*Written problem:* The lines to be set down run from the line containing "Enumerate this screenshot's" through the final line of the data below; print them exactly and print nothing else.

*Given data:*
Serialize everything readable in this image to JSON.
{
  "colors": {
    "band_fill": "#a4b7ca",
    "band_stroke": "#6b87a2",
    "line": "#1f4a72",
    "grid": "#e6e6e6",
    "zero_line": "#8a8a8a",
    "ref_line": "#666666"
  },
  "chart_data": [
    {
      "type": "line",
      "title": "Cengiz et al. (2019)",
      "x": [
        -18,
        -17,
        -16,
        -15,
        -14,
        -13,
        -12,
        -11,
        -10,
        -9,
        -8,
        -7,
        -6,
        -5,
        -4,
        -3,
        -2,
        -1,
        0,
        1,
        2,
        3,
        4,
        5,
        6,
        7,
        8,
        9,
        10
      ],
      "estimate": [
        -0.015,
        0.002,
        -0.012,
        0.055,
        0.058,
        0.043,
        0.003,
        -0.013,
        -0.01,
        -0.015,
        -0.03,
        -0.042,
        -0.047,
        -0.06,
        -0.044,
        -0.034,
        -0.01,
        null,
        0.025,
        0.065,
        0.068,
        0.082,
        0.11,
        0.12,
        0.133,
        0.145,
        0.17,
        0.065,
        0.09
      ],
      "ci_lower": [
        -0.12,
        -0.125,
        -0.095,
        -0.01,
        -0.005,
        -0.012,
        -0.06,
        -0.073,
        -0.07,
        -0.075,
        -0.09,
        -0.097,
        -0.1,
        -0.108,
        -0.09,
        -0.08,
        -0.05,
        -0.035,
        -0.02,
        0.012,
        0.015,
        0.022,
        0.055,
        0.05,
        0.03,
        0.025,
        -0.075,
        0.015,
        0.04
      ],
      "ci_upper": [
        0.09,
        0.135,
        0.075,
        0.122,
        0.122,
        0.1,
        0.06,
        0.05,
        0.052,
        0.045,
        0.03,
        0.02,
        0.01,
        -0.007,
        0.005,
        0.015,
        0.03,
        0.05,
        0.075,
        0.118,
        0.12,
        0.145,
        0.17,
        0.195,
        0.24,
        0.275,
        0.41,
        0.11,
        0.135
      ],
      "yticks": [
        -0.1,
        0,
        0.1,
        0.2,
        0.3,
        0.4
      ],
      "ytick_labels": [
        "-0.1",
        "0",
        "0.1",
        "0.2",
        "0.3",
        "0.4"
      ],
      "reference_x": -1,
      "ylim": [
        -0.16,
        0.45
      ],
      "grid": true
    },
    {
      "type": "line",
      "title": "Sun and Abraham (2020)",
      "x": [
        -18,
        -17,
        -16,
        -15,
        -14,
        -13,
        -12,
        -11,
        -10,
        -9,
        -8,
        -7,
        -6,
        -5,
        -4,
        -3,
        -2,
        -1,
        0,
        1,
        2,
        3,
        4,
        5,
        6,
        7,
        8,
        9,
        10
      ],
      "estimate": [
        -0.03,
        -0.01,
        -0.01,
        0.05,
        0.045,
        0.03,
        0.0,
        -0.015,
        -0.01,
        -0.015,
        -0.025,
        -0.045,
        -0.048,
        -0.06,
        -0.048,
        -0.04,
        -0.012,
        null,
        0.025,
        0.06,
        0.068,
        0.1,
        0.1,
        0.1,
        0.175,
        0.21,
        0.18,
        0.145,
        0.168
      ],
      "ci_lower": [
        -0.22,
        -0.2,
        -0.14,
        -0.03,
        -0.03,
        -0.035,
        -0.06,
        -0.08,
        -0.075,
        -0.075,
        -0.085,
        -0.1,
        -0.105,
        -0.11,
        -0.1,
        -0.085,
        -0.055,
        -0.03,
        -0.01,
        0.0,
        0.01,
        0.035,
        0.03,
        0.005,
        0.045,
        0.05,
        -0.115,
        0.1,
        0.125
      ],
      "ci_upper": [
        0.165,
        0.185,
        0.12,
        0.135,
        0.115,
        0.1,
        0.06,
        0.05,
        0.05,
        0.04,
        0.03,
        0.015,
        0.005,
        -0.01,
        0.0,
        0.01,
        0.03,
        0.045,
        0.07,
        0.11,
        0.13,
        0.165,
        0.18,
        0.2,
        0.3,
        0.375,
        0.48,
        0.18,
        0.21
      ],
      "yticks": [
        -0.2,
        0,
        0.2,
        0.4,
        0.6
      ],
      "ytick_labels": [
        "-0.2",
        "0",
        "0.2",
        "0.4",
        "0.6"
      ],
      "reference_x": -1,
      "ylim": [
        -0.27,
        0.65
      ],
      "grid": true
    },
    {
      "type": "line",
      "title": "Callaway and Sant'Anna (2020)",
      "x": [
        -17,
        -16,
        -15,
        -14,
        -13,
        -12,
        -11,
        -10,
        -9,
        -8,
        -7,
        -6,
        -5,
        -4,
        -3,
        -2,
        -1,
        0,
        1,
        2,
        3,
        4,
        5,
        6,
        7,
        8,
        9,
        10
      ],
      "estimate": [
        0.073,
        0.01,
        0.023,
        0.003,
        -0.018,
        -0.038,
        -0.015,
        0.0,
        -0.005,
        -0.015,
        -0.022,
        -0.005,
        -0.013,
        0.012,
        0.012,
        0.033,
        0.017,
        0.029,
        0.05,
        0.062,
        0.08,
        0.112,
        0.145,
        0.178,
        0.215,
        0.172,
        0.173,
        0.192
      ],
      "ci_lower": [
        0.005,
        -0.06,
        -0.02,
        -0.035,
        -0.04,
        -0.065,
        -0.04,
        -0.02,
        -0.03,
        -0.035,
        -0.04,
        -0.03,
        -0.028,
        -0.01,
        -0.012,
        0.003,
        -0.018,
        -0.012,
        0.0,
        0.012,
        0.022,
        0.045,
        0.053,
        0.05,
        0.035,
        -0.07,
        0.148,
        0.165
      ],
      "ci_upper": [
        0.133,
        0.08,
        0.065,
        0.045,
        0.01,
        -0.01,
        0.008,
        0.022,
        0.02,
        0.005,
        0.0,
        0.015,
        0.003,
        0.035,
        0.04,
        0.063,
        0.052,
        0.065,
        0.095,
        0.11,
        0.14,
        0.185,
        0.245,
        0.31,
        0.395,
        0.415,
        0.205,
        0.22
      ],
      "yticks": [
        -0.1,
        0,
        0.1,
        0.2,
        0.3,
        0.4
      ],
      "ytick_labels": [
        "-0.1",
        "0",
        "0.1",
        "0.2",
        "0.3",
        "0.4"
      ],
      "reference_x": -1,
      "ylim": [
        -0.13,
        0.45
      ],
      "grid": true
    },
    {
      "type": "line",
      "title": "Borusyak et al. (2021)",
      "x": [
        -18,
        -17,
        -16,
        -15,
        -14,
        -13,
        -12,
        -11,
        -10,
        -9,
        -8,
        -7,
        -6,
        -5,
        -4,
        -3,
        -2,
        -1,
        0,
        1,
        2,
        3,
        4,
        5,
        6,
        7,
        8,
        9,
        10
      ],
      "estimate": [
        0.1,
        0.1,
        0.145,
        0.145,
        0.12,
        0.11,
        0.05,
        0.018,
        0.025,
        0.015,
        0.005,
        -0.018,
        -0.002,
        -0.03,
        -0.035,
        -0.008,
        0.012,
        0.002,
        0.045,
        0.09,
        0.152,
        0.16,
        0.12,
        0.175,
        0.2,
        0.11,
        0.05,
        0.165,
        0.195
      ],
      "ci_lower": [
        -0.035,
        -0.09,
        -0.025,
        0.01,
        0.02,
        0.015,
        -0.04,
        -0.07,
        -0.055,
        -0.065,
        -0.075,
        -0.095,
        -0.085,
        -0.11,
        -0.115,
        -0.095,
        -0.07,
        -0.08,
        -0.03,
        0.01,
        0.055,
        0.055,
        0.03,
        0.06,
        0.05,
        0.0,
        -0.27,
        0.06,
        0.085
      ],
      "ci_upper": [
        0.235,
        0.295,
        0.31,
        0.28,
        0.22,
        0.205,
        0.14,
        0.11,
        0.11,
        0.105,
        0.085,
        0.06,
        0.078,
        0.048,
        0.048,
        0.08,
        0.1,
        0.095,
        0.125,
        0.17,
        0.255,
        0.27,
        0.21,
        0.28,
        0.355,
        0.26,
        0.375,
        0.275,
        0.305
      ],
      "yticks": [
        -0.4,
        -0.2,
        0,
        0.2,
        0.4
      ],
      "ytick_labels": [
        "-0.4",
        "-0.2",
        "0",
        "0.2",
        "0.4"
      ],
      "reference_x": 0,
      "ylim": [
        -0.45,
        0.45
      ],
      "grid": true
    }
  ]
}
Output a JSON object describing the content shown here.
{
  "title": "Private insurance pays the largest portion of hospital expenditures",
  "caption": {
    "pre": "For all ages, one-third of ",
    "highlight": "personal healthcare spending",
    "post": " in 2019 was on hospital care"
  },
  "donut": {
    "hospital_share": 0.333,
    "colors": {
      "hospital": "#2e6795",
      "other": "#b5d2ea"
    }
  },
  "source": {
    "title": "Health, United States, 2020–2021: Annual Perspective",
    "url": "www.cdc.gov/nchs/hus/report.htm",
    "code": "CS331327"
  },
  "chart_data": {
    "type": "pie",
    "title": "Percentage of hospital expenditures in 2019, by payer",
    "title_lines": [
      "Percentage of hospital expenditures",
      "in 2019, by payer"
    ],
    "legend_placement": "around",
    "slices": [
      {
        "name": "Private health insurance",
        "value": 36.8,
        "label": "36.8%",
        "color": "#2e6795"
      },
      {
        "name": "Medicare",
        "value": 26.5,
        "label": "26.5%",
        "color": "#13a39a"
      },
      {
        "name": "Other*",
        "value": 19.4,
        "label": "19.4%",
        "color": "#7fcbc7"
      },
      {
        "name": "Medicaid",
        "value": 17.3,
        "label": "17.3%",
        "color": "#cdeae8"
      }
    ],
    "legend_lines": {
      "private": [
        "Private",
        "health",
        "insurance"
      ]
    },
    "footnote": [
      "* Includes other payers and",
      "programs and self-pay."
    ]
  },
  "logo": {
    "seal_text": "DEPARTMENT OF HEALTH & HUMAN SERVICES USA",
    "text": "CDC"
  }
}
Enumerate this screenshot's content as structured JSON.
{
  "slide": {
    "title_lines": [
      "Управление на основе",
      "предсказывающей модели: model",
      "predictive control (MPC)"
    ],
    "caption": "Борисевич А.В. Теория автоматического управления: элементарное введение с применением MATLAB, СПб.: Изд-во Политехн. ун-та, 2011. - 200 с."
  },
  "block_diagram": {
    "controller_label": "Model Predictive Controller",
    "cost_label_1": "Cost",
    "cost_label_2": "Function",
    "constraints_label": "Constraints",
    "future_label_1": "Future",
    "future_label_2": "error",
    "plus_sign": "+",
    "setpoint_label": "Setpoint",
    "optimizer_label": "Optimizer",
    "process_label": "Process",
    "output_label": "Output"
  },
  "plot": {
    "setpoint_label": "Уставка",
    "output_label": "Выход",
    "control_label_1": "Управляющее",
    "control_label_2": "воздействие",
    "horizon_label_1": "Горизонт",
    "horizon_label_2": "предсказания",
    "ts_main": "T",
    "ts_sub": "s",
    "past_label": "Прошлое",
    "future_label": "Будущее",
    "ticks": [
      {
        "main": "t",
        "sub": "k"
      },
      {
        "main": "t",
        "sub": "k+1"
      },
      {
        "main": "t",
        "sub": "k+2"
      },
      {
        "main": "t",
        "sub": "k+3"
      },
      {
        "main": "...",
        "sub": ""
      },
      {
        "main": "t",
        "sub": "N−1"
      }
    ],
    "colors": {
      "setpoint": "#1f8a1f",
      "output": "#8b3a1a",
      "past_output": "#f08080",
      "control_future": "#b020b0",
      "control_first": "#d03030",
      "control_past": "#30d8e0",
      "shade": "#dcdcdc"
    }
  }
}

*Correct output:*
Enumerate this screenshot's content as structured JSON.
{
  "slide": {
    "title_lines": [
      "Управление на основе",
      "предсказывающей модели: model",
      "predictive control (MPC)"
    ],
    "caption": "Борисевич А.В. Теория автоматического управления: элементарное введение с применением MATLAB, СПб.: Изд-во Политехн. ун-та, 2011. - 200 с."
  },
  "block_diagram": {
    "controller_label": "Model Predictive Controller",
    "cost_label_1": "Cost",
    "cost_label_2": "Function",
    "constraints_label": "Constraints",
    "future_label_1": "Future",
    "future_label_2": "error",
    "plus_sign": "+",
    "setpoint_label": "Setpoint",
    "optimizer_label": "Optimizer",
    "process_label": "Process",
    "output_label": "Output"
  },
  "plot": {
    "setpoint_label": "Уставка",
    "output_label": "Выход",
    "control_label_1": "Управляющее",
    "control_label_2": "воздействие",
    "horizon_label_1": "Горизонт",
    "horizon_label_2": "предсказания",
    "ts_main": "T",
    "ts_sub": "s",
    "past_label": "Прошлое",
    "future_label": "Будущее",
    "ticks": [
      {
        "main": "t",
        "sub": "k"
      },
      {
        "main": "t",
        "sub": "k+1"
      },
      {
        "main": "t",
        "sub": "k+2"
      },
      {
        "main": "t",
        "sub": "k+3"
      },
      {
        "main": "...",
        "sub": ""
      },
      {
        "main": "t",
        "sub": "N−1"
      }
    ],
    "colors": {
      "setpoint": "#1f8a1f",
      "output": "#8b3a1a",
      "past_output": "#f08080",
      "control_future": "#b020b0",
      "control_first": "#d03030",
      "control_past": "#30d8e0",
      "shade": "#dcdcdc"
    }
  }
}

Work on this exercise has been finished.